Data for this task
****************

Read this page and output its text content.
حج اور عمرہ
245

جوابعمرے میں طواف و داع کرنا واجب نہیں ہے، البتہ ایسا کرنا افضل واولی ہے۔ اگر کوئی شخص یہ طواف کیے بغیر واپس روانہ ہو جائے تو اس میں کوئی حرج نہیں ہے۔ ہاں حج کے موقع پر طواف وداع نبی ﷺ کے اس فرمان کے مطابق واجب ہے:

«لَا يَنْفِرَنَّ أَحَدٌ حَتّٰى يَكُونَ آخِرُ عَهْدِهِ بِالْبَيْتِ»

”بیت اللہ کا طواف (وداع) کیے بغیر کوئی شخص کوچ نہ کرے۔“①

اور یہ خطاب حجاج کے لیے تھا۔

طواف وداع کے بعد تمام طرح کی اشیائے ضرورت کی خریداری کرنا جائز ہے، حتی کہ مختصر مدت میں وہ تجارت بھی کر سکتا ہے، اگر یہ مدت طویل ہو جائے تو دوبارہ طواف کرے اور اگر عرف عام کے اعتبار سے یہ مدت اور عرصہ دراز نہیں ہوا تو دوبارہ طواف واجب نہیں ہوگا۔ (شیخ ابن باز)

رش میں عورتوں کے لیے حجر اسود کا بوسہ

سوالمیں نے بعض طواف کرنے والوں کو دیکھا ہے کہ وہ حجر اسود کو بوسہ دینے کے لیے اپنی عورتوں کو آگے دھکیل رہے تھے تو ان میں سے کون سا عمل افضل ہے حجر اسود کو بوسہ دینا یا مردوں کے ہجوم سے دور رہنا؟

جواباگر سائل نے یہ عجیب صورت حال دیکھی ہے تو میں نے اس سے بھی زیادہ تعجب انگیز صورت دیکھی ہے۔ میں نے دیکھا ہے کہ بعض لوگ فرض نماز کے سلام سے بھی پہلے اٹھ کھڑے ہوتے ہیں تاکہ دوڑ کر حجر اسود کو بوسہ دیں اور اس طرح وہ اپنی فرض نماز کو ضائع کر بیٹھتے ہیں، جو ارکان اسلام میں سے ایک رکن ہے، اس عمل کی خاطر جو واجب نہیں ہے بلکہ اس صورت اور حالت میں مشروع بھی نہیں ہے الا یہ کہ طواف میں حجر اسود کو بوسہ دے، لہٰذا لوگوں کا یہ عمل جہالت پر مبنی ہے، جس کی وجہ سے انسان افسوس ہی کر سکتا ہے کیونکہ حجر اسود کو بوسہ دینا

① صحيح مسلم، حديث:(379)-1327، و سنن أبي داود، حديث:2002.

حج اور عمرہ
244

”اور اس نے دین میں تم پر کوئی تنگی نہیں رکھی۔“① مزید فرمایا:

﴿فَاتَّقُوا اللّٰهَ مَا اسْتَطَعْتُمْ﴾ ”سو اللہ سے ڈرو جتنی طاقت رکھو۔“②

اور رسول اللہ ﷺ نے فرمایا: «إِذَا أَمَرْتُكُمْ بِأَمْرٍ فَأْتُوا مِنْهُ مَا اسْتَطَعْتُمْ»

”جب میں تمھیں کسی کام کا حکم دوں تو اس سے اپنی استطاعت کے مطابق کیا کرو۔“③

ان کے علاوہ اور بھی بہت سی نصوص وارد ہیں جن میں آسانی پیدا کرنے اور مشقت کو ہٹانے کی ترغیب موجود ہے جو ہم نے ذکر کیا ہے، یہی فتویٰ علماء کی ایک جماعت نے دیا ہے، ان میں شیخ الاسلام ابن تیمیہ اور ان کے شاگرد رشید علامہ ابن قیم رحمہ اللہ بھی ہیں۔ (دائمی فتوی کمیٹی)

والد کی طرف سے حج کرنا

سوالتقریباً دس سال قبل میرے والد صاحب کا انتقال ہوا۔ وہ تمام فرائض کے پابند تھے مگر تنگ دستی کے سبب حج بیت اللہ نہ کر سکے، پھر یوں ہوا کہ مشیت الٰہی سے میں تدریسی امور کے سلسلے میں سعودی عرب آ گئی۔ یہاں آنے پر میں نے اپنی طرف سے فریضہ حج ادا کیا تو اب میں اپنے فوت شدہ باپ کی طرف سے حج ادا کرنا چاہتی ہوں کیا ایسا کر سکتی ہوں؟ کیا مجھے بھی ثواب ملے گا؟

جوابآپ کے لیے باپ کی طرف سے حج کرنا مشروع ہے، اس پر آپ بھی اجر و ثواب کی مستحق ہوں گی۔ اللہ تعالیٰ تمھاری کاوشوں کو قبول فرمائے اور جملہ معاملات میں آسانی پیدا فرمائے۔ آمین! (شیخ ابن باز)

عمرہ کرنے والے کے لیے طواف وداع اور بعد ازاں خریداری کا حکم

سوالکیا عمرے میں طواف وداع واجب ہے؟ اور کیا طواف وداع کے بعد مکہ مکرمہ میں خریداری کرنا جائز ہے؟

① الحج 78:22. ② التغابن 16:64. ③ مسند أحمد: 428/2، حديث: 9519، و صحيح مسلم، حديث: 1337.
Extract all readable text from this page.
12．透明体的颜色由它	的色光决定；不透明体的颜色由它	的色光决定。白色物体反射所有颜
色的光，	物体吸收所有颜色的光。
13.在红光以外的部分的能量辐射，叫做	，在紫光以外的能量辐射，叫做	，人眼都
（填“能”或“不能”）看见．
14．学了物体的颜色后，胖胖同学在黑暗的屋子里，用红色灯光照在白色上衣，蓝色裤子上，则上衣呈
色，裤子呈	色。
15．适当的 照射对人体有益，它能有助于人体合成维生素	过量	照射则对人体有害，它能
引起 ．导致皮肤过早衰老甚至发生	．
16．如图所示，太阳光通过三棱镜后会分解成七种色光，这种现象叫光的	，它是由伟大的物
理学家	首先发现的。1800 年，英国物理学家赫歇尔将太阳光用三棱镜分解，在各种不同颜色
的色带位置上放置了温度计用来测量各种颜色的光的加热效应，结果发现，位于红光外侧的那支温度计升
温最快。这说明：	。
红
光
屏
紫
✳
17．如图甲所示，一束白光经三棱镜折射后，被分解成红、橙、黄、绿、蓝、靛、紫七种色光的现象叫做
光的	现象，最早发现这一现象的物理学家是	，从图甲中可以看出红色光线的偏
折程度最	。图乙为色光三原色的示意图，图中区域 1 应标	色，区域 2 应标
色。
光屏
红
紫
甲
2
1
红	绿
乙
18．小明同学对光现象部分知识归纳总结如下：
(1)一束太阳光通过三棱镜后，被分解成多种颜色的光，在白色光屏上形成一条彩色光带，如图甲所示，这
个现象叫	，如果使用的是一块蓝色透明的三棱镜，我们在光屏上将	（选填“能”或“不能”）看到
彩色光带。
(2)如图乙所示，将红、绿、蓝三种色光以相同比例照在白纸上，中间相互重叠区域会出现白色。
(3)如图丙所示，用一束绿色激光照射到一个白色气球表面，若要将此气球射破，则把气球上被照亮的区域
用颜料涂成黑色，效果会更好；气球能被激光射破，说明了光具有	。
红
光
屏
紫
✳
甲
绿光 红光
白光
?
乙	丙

****************

Starting at the line that contains "Extract all readable text from this page.", copy each line exactly through the end of the listing above. Include that first line and the last one, and add nothing.

Extract all readable text from this page.
12．透明体的颜色由它	的色光决定；不透明体的颜色由它	的色光决定。白色物体反射所有颜
色的光，	物体吸收所有颜色的光。
13.在红光以外的部分的能量辐射，叫做	，在紫光以外的能量辐射，叫做	，人眼都
（填“能”或“不能”）看见．
14．学了物体的颜色后，胖胖同学在黑暗的屋子里，用红色灯光照在白色上衣，蓝色裤子上，则上衣呈
色，裤子呈	色。
15．适当的 照射对人体有益，它能有助于人体合成维生素	过量	照射则对人体有害，它能
引起 ．导致皮肤过早衰老甚至发生	．
16．如图所示，太阳光通过三棱镜后会分解成七种色光，这种现象叫光的	，它是由伟大的物
理学家	首先发现的。1800 年，英国物理学家赫歇尔将太阳光用三棱镜分解，在各种不同颜色
的色带位置上放置了温度计用来测量各种颜色的光的加热效应，结果发现，位于红光外侧的那支温度计升
温最快。这说明：	。
红
光
屏
紫
✳
17．如图甲所示，一束白光经三棱镜折射后，被分解成红、橙、黄、绿、蓝、靛、紫七种色光的现象叫做
光的	现象，最早发现这一现象的物理学家是	，从图甲中可以看出红色光线的偏
折程度最	。图乙为色光三原色的示意图，图中区域 1 应标	色，区域 2 应标
色。
光屏
红
紫
甲
2
1
红	绿
乙
18．小明同学对光现象部分知识归纳总结如下：
(1)一束太阳光通过三棱镜后，被分解成多种颜色的光，在白色光屏上形成一条彩色光带，如图甲所示，这
个现象叫	，如果使用的是一块蓝色透明的三棱镜，我们在光屏上将	（选填“能”或“不能”）看到
彩色光带。
(2)如图乙所示，将红、绿、蓝三种色光以相同比例照在白纸上，中间相互重叠区域会出现白色。
(3)如图丙所示，用一束绿色激光照射到一个白色气球表面，若要将此气球射破，则把气球上被照亮的区域
用颜料涂成黑色，效果会更好；气球能被激光射破，说明了光具有	。
红
光
屏
紫
✳
甲
绿光 红光
白光
?
乙	丙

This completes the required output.